» Aim of the exercise
Rewrite the items below with "Patent image size" replaced by "Drawing dimensions" throughout, keeping everything else the same and omitting the pictures.

——

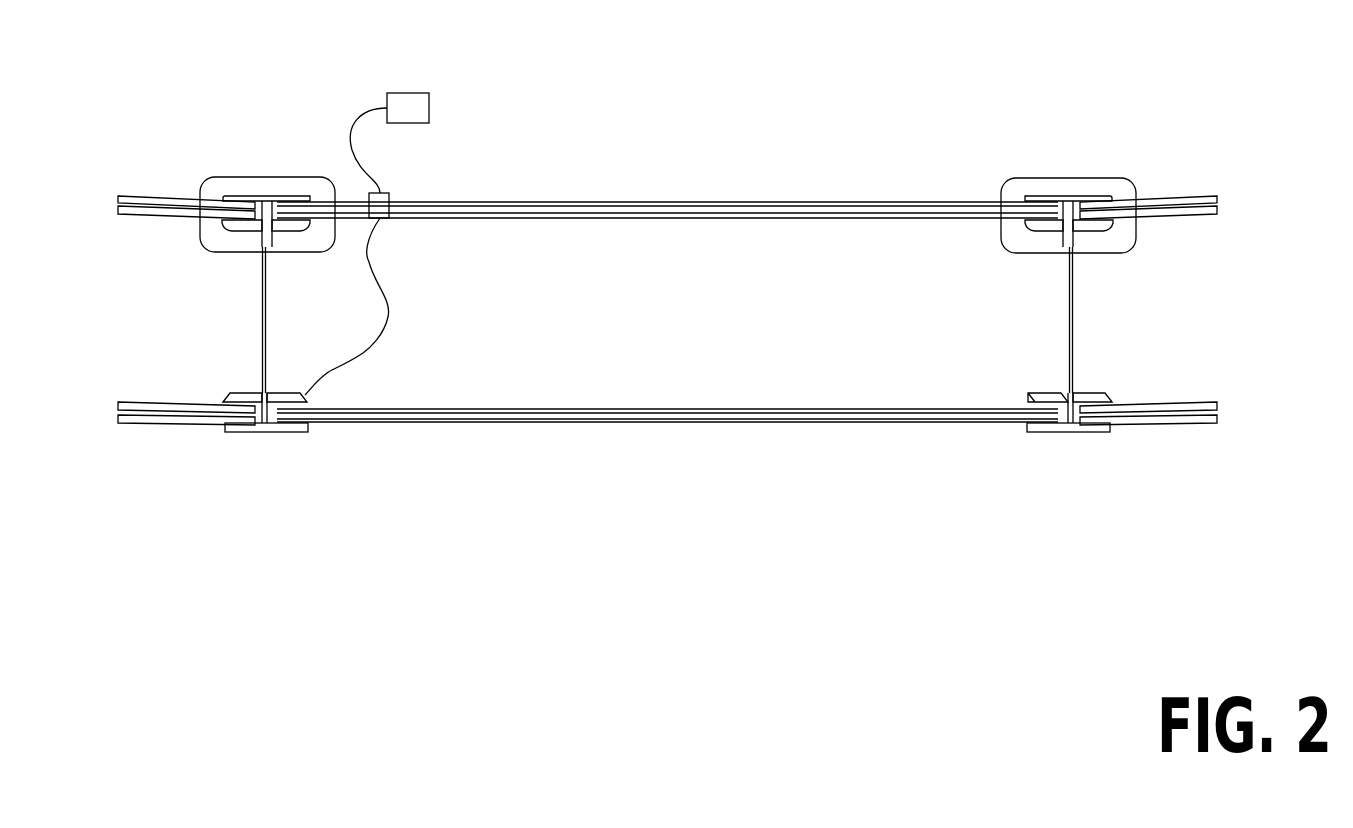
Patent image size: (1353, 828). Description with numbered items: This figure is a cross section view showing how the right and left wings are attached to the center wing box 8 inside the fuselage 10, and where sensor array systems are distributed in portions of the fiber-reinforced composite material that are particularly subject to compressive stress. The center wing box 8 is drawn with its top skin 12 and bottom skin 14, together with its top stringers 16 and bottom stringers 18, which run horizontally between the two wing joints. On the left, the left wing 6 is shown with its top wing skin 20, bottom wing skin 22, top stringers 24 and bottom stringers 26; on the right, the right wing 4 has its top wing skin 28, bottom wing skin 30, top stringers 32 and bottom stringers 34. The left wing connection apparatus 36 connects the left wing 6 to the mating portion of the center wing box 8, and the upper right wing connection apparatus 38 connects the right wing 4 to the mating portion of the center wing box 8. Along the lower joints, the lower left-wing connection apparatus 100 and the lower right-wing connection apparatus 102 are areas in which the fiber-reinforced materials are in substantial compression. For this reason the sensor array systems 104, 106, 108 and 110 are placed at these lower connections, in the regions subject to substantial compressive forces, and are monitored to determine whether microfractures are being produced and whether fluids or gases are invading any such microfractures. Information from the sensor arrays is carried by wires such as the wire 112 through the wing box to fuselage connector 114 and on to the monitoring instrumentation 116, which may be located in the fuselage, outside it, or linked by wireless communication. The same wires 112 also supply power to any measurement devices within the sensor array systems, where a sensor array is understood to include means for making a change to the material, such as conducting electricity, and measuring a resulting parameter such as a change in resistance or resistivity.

The right wing 4 is at (1165, 314).
The left wing 6 is at (173, 310).
The center wing box 8 is at (703, 320).
The fuselage 10 is at (667, 261).
The top skin 12 is at (627, 200).
The bottom skin 14 is at (627, 425).
The top stringers 16 is at (627, 223).
The bottom stringers 18 is at (627, 407).
The top wing skin 20 is at (143, 192).
The bottom wing skin 22 is at (143, 425).
The top stringers 24 is at (143, 220).
The bottom stringers 26 is at (143, 395).
The top wing skin 28 is at (1193, 197).
The bottom wing skin 30 is at (1193, 430).
The top stringers 32 is at (1193, 220).
The bottom stringers 34 is at (1193, 402).
The left wing connection apparatus 36 is at (238, 177).
The upper right wing connection apparatus 38 is at (1097, 177).
The lower left-wing connection apparatus 100 is at (265, 435).
The lower right-wing connection apparatus 102 is at (1072, 435).
The sensor array system 104 is at (243, 383).
The sensor array system 106 is at (290, 383).
The sensor array system 108 is at (1093, 385).
The sensor array system 110 is at (1045, 385).
The wires 112 is at (388, 317).
The wing box to fuselage connector 114 is at (392, 195).
The monitoring instrumentation 116 is at (412, 92).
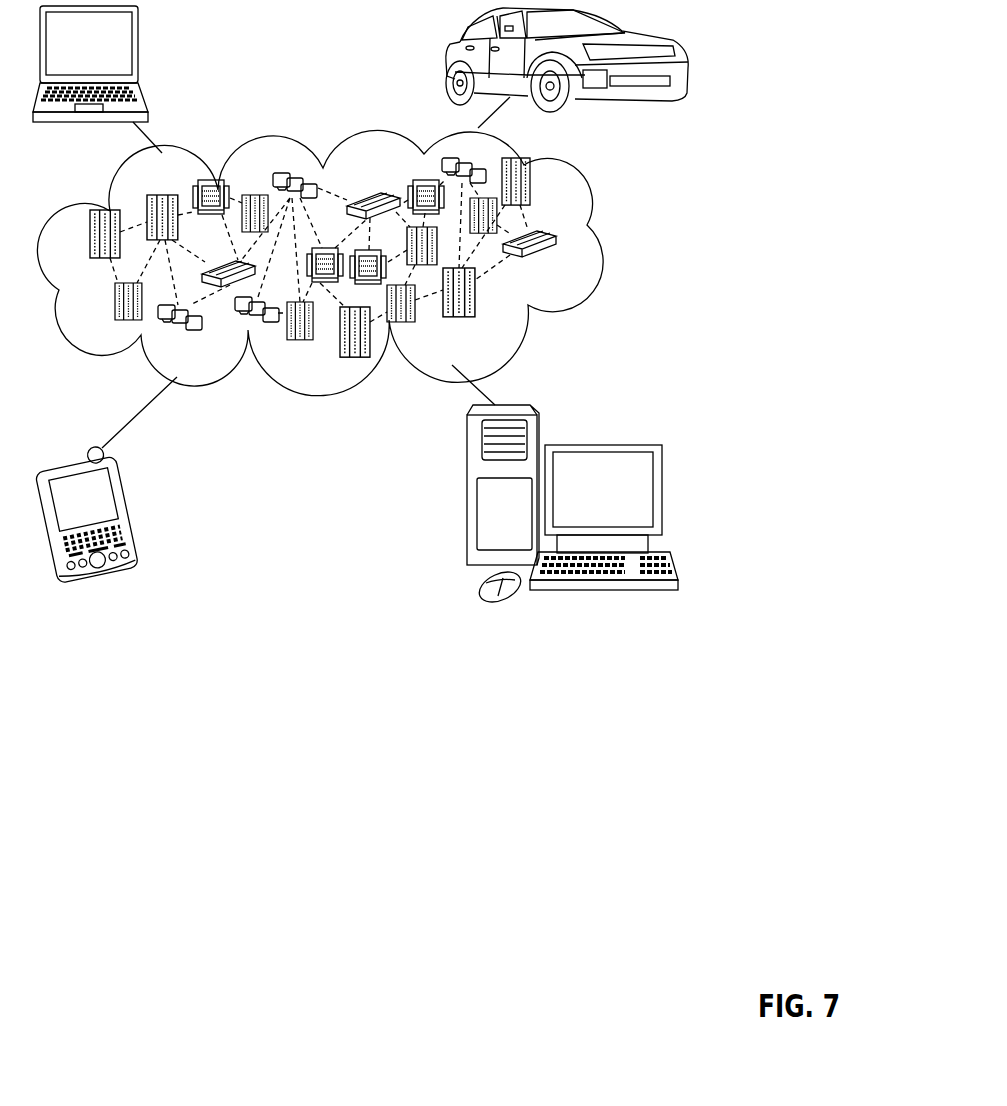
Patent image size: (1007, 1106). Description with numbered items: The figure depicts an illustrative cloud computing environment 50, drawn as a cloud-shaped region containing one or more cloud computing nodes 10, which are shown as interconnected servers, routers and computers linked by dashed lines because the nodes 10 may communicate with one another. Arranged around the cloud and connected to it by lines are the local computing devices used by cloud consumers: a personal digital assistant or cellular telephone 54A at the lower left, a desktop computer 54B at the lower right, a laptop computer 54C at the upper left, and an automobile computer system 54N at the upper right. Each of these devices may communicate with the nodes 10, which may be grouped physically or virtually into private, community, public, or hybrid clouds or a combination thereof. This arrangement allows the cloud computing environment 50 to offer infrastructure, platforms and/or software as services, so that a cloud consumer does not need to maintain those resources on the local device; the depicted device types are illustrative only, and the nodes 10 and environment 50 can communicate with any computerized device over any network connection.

The cloud computing node 10 is at (561, 266).
The cloud computing environment 50 is at (603, 241).
The personal digital assistant or cellular telephone 54A is at (133, 513).
The desktop computer 54B is at (612, 430).
The laptop computer 54C is at (137, 47).
The automobile computer system 54N is at (446, 60).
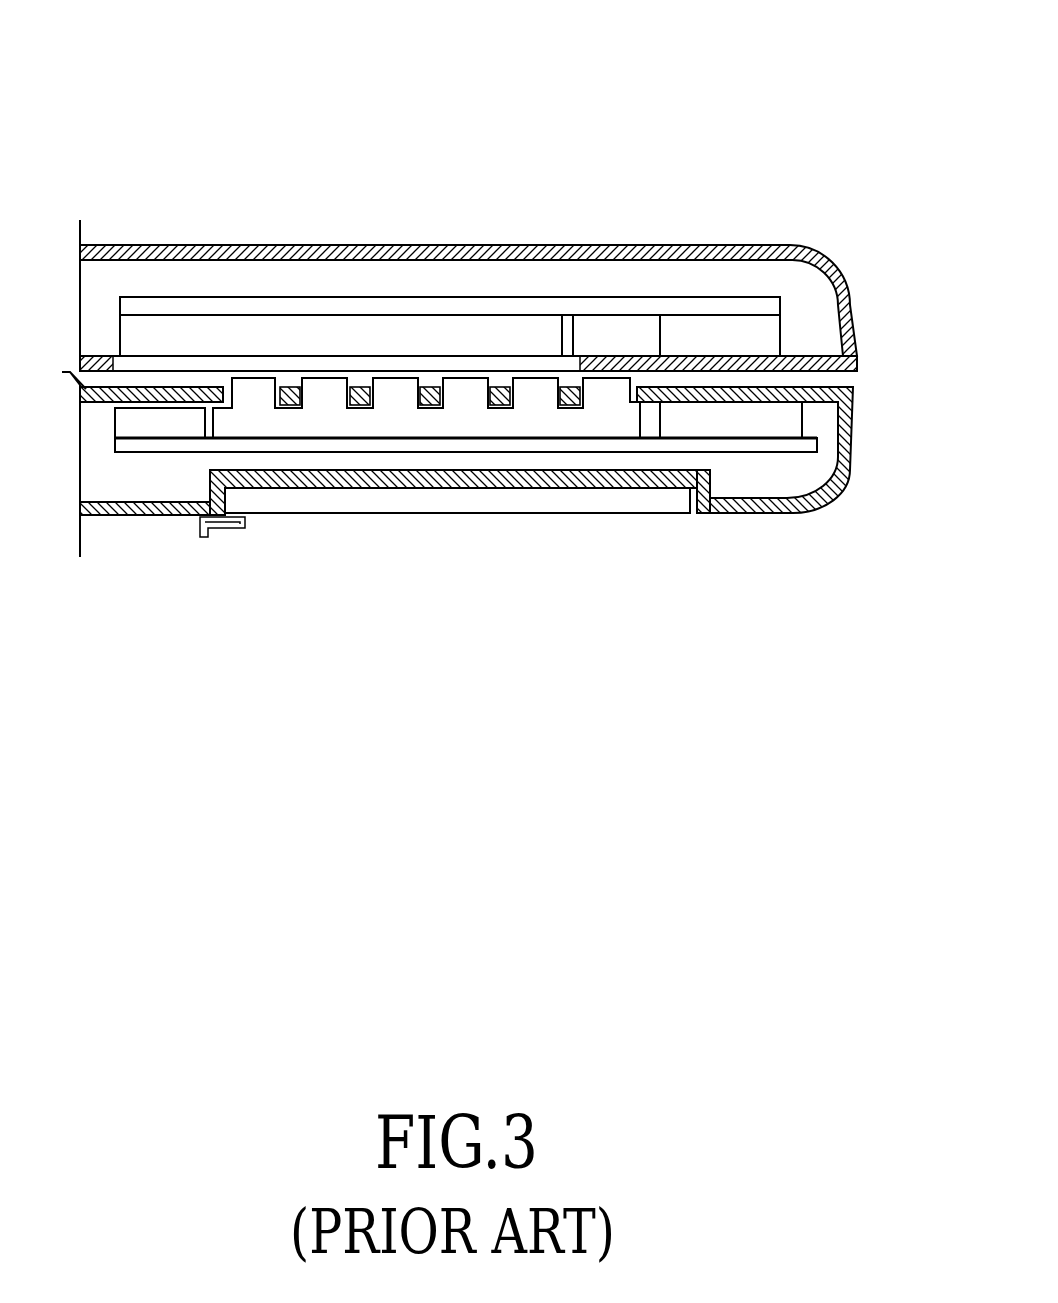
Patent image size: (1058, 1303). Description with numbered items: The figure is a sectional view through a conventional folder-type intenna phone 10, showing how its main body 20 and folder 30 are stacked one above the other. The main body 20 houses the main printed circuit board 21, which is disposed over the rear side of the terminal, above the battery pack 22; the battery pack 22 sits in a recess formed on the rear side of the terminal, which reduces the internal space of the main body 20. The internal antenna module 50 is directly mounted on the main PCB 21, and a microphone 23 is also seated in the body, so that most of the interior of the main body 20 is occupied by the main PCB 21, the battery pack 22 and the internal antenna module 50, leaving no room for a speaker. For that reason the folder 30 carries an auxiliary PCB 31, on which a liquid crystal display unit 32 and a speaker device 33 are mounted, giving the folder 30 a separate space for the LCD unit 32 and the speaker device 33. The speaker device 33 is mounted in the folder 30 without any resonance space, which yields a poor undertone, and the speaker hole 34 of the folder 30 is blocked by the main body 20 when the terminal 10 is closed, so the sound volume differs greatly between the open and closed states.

The intenna phone 10 is at (592, 87).
The main body 20 is at (825, 503).
The main printed circuit board 21 is at (812, 448).
The battery pack 22 is at (508, 503).
The microphone 23 is at (785, 422).
The folder 30 is at (293, 245).
The auxiliary printed circuit board 31 is at (510, 305).
The liquid crystal display unit 32 is at (412, 332).
The speaker device 33 is at (720, 333).
The speaker hole 34 is at (733, 356).
The internal antenna module 50 is at (150, 420).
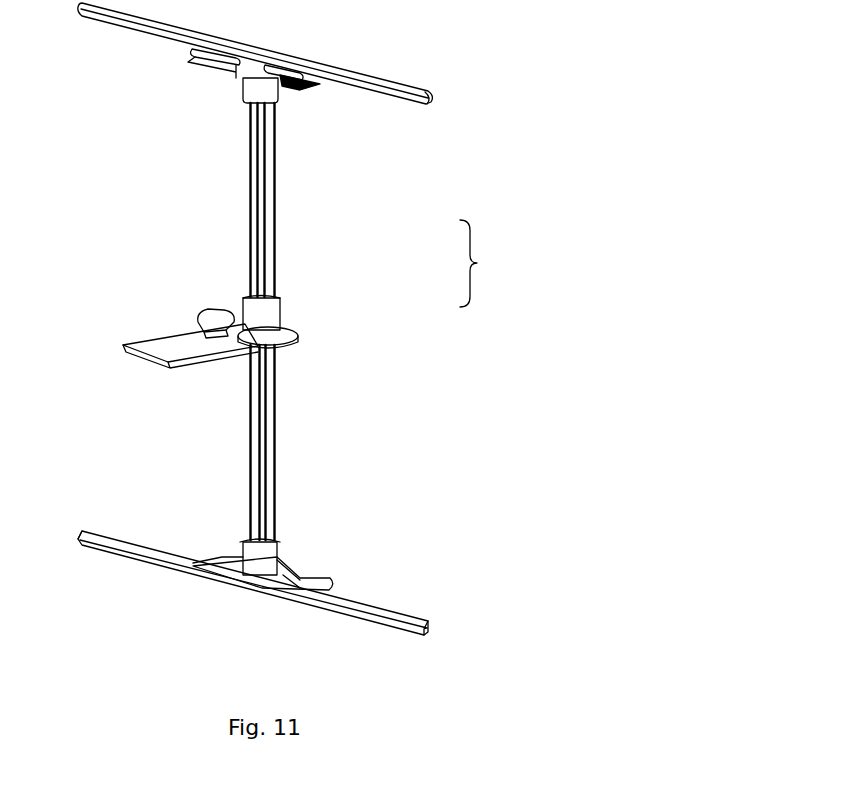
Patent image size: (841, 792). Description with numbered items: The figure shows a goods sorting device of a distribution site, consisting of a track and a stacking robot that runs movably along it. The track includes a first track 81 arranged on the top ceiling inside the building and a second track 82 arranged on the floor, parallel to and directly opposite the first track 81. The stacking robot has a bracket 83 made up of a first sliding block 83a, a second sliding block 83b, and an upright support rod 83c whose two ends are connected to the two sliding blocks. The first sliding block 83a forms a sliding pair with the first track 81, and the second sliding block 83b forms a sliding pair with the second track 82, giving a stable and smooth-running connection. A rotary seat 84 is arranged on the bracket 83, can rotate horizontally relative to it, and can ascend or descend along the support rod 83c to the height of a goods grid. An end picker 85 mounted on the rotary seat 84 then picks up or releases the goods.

The first track 81 is at (390, 98).
The second track 82 is at (385, 607).
The bracket 83 is at (489, 263).
The first sliding block 83a is at (266, 95).
The second sliding block 83b is at (310, 573).
The support rod 83c is at (264, 284).
The rotary seat 84 is at (252, 350).
The end picker 85 is at (150, 335).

——

» Reply to the task
Drawing dimensions: (1353, 828). Description with numbered items: This figure is a cross section view showing how the right and left wings are attached to the center wing box 8 inside the fuselage 10, and where sensor array systems are distributed in portions of the fiber-reinforced composite material that are particularly subject to compressive stress. The center wing box 8 is drawn with its top skin 12 and bottom skin 14, together with its top stringers 16 and bottom stringers 18, which run horizontally between the two wing joints. On the left, the left wing 6 is shown with its top wing skin 20, bottom wing skin 22, top stringers 24 and bottom stringers 26; on the right, the right wing 4 has its top wing skin 28, bottom wing skin 30, top stringers 32 and bottom stringers 34. The left wing connection apparatus 36 connects the left wing 6 to the mating portion of the center wing box 8, and the upper right wing connection apparatus 38 connects the right wing 4 to the mating portion of the center wing box 8. Along the lower joints, the lower left-wing connection apparatus 100 and the lower right-wing connection apparatus 102 are areas in which the fiber-reinforced materials are in substantial compression. For this reason the sensor array systems 104, 106, 108 and 110 are placed at these lower connections, in the regions subject to substantial compressive forces, and are monitored to determine whether microfractures are being produced and whether fluids or gases are invading any such microfractures. Information from the sensor arrays is carried by wires such as the wire 112 through the wing box to fuselage connector 114 and on to the monitoring instrumentation 116, which may be located in the fuselage, outside it, or linked by wireless communication. The same wires 112 also supply power to any measurement devices within the sensor array systems, where a sensor array is understood to include means for making a change to the material, such as conducting electricity, and measuring a resulting parameter such as a change in resistance or resistivity.

The right wing 4 is at (1165, 314).
The left wing 6 is at (173, 310).
The center wing box 8 is at (703, 320).
The fuselage 10 is at (667, 261).
The top skin 12 is at (627, 200).
The bottom skin 14 is at (627, 425).
The top stringers 16 is at (627, 223).
The bottom stringers 18 is at (627, 407).
The top wing skin 20 is at (143, 192).
The bottom wing skin 22 is at (143, 425).
The top stringers 24 is at (143, 220).
The bottom stringers 26 is at (143, 395).
The top wing skin 28 is at (1193, 197).
The bottom wing skin 30 is at (1193, 430).
The top stringers 32 is at (1193, 220).
The bottom stringers 34 is at (1193, 402).
The left wing connection apparatus 36 is at (238, 177).
The upper right wing connection apparatus 38 is at (1097, 177).
The lower left-wing connection apparatus 100 is at (265, 435).
The lower right-wing connection apparatus 102 is at (1072, 435).
The sensor array system 104 is at (243, 383).
The sensor array system 106 is at (290, 383).
The sensor array system 108 is at (1093, 385).
The sensor array system 110 is at (1045, 385).
The wires 112 is at (388, 317).
The wing box to fuselage connector 114 is at (392, 195).
The monitoring instrumentation 116 is at (412, 92).
Drawing dimensions: (1007, 1106). Description with numbered items: The figure depicts an illustrative cloud computing environment 50, drawn as a cloud-shaped region containing one or more cloud computing nodes 10, which are shown as interconnected servers, routers and computers linked by dashed lines because the nodes 10 may communicate with one another. Arranged around the cloud and connected to it by lines are the local computing devices used by cloud consumers: a personal digital assistant or cellular telephone 54A at the lower left, a desktop computer 54B at the lower right, a laptop computer 54C at the upper left, and an automobile computer system 54N at the upper right. Each of these devices may communicate with the nodes 10, which may be grouped physically or virtually into private, community, public, or hybrid clouds or a combination thereof. This arrangement allows the cloud computing environment 50 to offer infrastructure, platforms and/or software as services, so that a cloud consumer does not need to maintain those resources on the local device; the depicted device types are illustrative only, and the nodes 10 and environment 50 can communicate with any computerized device over any network connection.

The cloud computing node 10 is at (561, 266).
The cloud computing environment 50 is at (603, 241).
The personal digital assistant or cellular telephone 54A is at (133, 513).
The desktop computer 54B is at (612, 430).
The laptop computer 54C is at (137, 47).
The automobile computer system 54N is at (446, 60).
Drawing dimensions: (1058, 1303). Description with numbered items: The figure is a sectional view through a conventional folder-type intenna phone 10, showing how its main body 20 and folder 30 are stacked one above the other. The main body 20 houses the main printed circuit board 21, which is disposed over the rear side of the terminal, above the battery pack 22; the battery pack 22 sits in a recess formed on the rear side of the terminal, which reduces the internal space of the main body 20. The internal antenna module 50 is directly mounted on the main PCB 21, and a microphone 23 is also seated in the body, so that most of the interior of the main body 20 is occupied by the main PCB 21, the battery pack 22 and the internal antenna module 50, leaving no room for a speaker. For that reason the folder 30 carries an auxiliary PCB 31, on which a liquid crystal display unit 32 and a speaker device 33 are mounted, giving the folder 30 a separate space for the LCD unit 32 and the speaker device 33. The speaker device 33 is mounted in the folder 30 without any resonance space, which yields a poor undertone, and the speaker hole 34 of the folder 30 is blocked by the main body 20 when the terminal 10 is closed, so the sound volume differs greatly between the open and closed states.

The intenna phone 10 is at (592, 87).
The main body 20 is at (825, 503).
The main printed circuit board 21 is at (812, 448).
The battery pack 22 is at (508, 503).
The microphone 23 is at (785, 422).
The folder 30 is at (293, 245).
The auxiliary printed circuit board 31 is at (510, 305).
The liquid crystal display unit 32 is at (412, 332).
The speaker device 33 is at (720, 333).
The speaker hole 34 is at (733, 356).
The internal antenna module 50 is at (150, 420).
Drawing dimensions: (841, 792). Description with numbered items: The figure shows a goods sorting device of a distribution site, consisting of a track and a stacking robot that runs movably along it. The track includes a first track 81 arranged on the top ceiling inside the building and a second track 82 arranged on the floor, parallel to and directly opposite the first track 81. The stacking robot has a bracket 83 made up of a first sliding block 83a, a second sliding block 83b, and an upright support rod 83c whose two ends are connected to the two sliding blocks. The first sliding block 83a forms a sliding pair with the first track 81, and the second sliding block 83b forms a sliding pair with the second track 82, giving a stable and smooth-running connection. A rotary seat 84 is arranged on the bracket 83, can rotate horizontally relative to it, and can ascend or descend along the support rod 83c to the height of a goods grid. An end picker 85 mounted on the rotary seat 84 then picks up or releases the goods.

The first track 81 is at (390, 98).
The second track 82 is at (385, 607).
The bracket 83 is at (489, 263).
The first sliding block 83a is at (266, 95).
The second sliding block 83b is at (310, 573).
The support rod 83c is at (264, 284).
The rotary seat 84 is at (252, 350).
The end picker 85 is at (150, 335).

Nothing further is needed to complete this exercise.